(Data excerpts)
════════════════

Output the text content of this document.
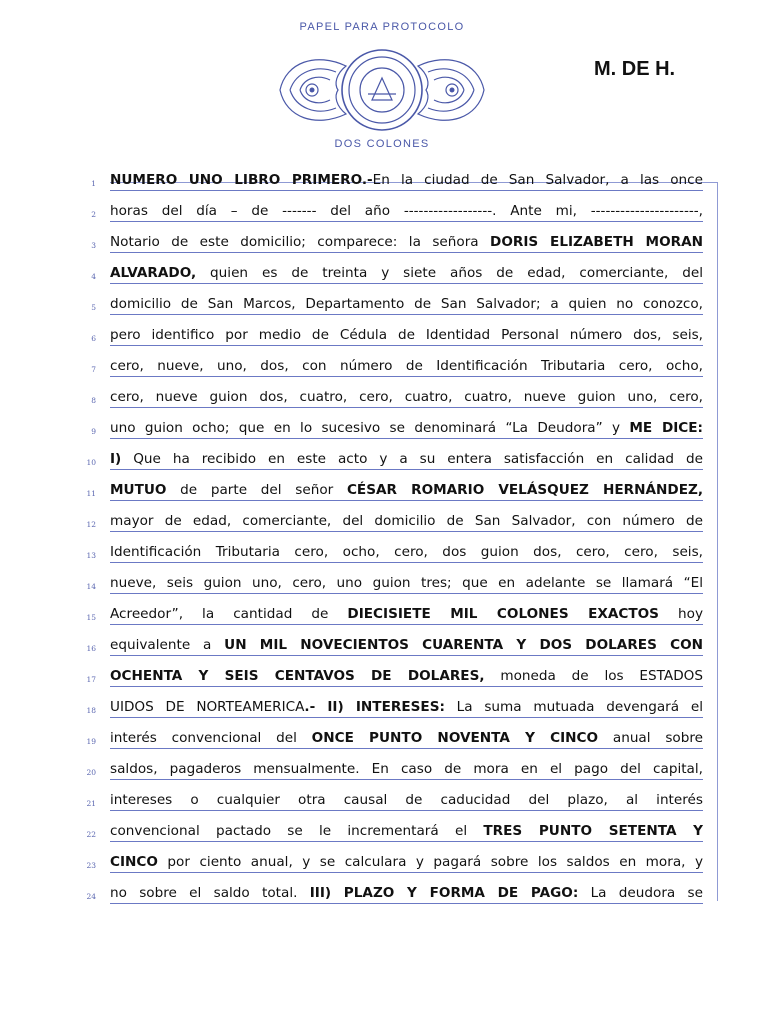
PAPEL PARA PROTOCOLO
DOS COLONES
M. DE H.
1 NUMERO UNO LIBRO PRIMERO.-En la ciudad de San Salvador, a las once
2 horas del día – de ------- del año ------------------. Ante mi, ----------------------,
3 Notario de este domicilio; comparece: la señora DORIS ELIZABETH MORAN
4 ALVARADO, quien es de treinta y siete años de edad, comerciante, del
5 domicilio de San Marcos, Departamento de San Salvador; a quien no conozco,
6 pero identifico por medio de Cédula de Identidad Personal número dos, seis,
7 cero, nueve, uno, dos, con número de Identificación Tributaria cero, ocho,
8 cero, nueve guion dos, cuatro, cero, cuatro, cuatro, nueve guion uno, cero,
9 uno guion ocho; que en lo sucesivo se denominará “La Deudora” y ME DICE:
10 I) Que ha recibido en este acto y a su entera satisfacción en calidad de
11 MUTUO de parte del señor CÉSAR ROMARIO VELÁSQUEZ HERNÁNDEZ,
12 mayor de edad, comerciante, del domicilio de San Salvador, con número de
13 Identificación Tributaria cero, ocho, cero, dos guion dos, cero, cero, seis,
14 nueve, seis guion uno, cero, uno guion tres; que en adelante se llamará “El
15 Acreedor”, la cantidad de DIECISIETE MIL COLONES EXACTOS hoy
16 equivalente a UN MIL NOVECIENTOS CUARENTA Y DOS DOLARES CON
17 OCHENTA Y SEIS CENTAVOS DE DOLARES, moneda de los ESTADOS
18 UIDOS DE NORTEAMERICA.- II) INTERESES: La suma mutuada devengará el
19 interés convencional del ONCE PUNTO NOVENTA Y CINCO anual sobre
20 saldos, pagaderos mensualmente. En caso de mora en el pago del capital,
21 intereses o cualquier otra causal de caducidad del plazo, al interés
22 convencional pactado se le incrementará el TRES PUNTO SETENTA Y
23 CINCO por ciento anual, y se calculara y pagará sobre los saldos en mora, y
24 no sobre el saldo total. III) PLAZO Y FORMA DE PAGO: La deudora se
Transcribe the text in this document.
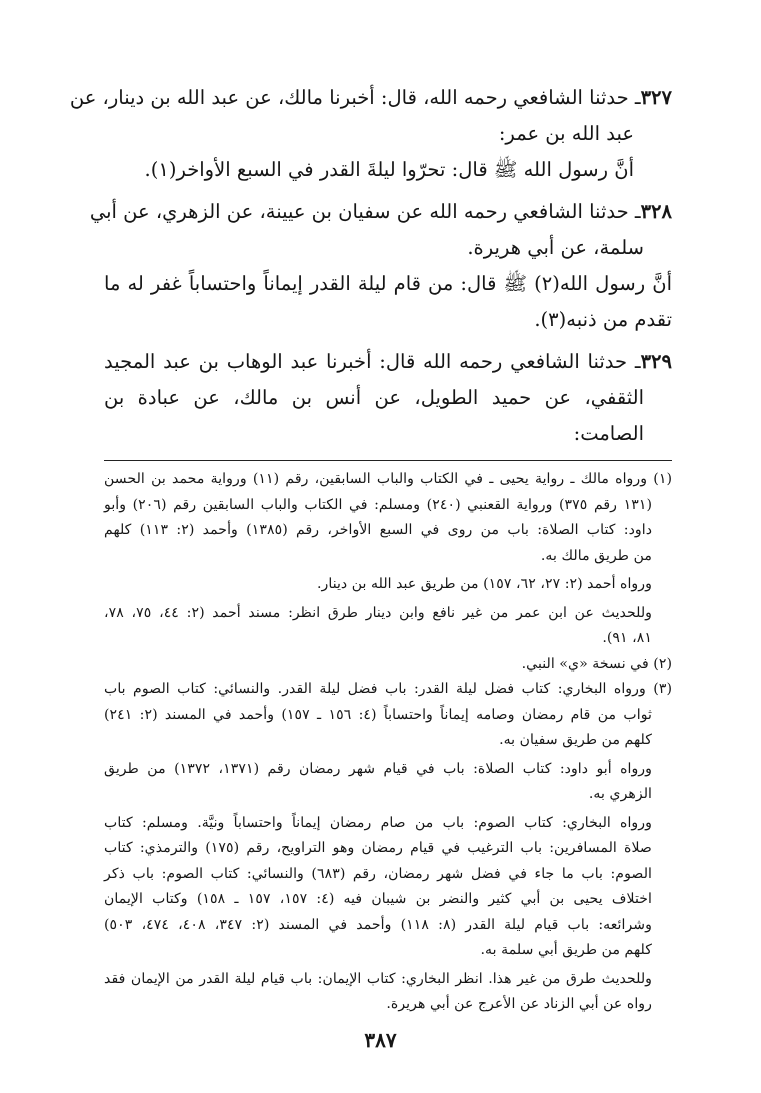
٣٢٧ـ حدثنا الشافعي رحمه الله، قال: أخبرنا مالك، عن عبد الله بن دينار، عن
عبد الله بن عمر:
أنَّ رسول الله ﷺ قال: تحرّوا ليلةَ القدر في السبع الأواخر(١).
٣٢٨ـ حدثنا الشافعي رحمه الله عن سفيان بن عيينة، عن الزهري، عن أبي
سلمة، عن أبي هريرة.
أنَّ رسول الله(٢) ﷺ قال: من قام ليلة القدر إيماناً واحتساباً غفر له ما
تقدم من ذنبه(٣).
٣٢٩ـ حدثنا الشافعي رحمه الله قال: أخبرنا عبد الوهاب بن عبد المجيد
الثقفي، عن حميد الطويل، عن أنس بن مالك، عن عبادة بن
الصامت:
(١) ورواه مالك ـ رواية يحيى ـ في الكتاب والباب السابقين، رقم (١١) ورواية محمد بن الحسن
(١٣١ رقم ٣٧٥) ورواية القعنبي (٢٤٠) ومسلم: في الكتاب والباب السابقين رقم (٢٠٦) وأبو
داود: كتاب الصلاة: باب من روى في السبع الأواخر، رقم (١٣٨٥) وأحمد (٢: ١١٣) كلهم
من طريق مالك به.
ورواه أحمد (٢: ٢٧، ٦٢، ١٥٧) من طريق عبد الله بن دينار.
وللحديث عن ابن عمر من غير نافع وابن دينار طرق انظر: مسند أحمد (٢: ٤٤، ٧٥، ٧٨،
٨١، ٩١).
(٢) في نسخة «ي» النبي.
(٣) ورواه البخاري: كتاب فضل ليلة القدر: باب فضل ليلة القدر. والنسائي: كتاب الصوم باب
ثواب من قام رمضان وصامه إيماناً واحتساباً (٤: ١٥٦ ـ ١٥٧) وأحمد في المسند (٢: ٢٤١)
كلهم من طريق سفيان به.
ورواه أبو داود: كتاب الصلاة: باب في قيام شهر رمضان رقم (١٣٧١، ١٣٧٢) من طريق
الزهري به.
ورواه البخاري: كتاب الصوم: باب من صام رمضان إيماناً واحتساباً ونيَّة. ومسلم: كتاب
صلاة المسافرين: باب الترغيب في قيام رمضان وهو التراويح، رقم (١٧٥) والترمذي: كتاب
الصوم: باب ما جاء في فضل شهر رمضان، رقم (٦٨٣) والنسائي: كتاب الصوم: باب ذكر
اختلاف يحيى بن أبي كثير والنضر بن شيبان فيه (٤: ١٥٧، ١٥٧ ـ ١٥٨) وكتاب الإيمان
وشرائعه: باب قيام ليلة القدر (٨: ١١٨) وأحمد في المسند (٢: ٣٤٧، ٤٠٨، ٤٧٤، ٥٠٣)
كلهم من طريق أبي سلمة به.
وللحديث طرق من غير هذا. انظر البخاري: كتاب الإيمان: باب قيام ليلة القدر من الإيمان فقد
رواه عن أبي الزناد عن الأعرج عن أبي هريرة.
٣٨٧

════════════════

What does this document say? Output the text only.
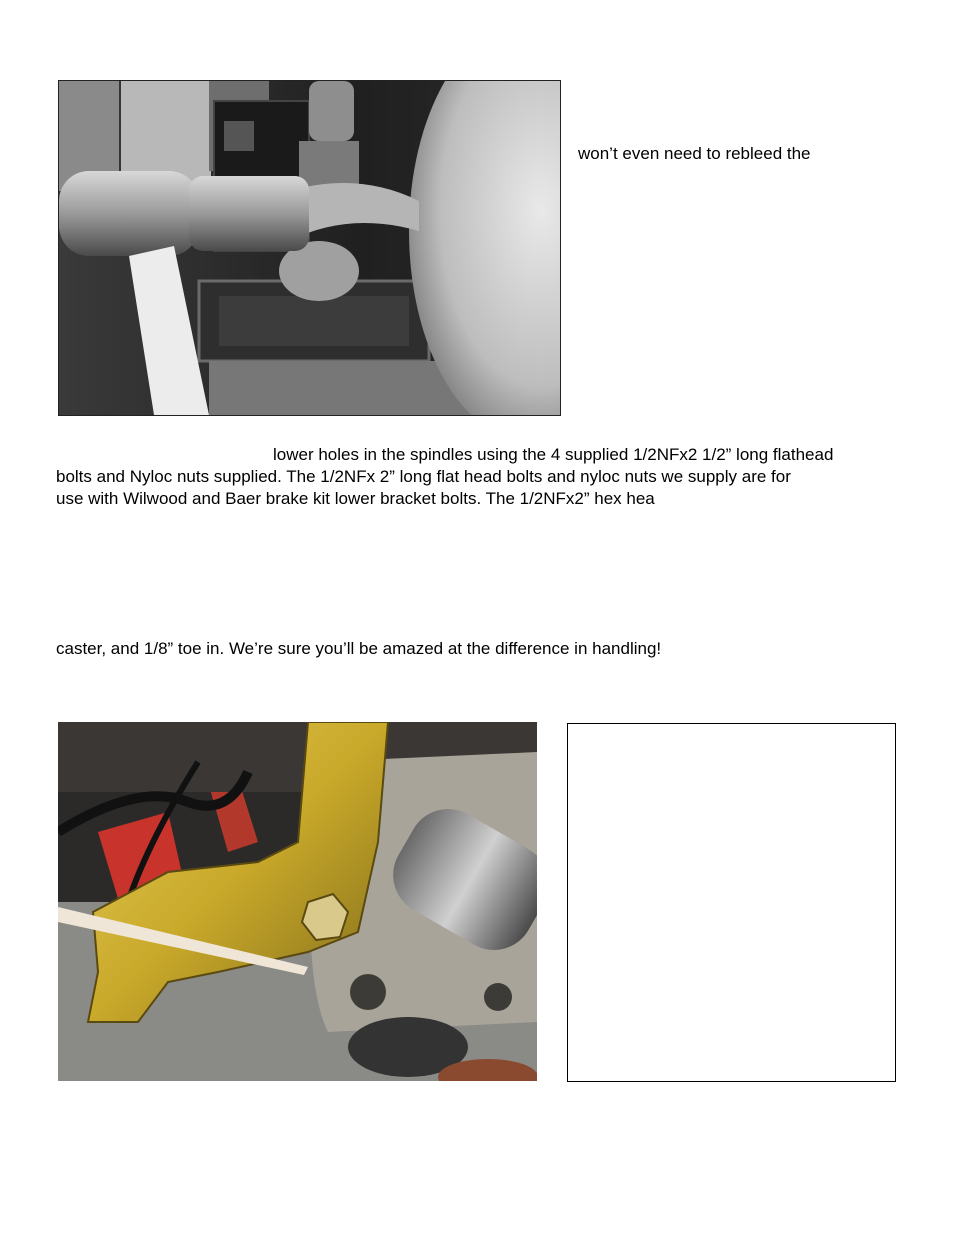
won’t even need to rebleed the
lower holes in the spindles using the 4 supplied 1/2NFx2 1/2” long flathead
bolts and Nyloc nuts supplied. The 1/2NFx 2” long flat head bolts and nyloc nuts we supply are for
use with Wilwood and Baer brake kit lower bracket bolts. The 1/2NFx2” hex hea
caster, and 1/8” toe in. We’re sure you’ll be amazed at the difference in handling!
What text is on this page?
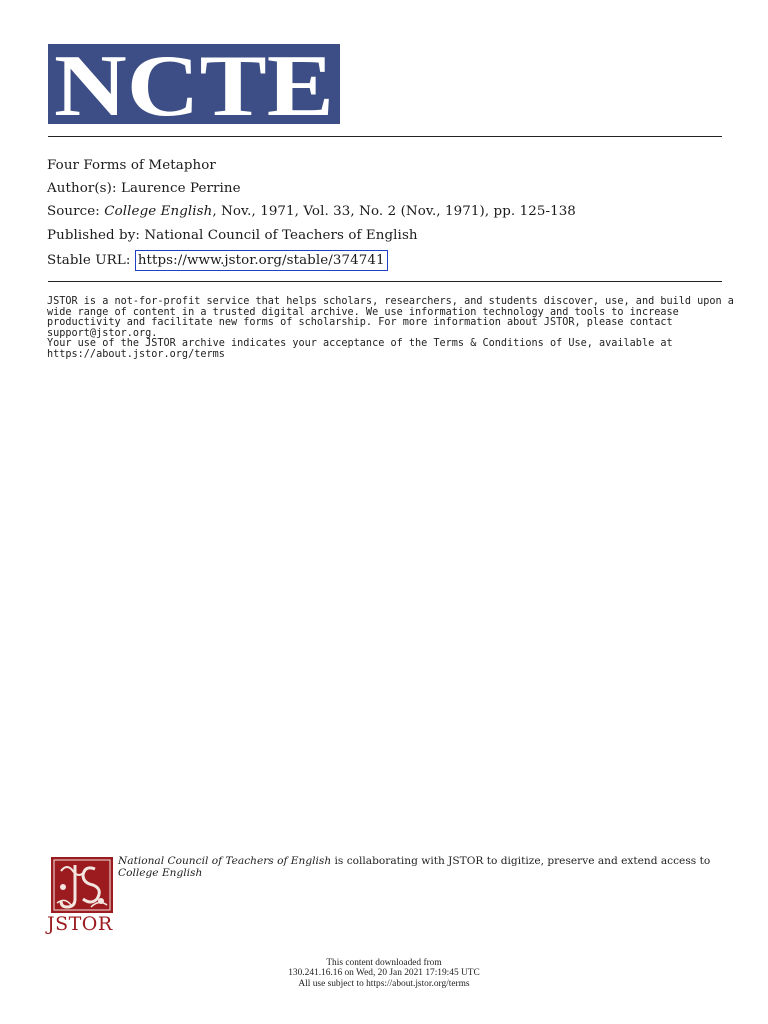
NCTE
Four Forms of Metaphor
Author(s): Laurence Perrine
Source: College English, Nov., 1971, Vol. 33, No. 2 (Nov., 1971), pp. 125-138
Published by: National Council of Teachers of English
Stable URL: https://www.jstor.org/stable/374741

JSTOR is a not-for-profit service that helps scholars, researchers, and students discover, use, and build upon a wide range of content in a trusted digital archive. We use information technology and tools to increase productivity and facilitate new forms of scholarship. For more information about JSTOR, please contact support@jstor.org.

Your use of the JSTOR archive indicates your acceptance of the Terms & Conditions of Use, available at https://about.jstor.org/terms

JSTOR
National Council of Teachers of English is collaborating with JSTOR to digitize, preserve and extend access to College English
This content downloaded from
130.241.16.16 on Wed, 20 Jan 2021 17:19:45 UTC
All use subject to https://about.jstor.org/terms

════════════════

Scan the material for lines with the word "Output", and copy each line you find.

• _SOLUTION TO THE PROBLEM_
Output the text content of this document.
What does this document say? Output the text only.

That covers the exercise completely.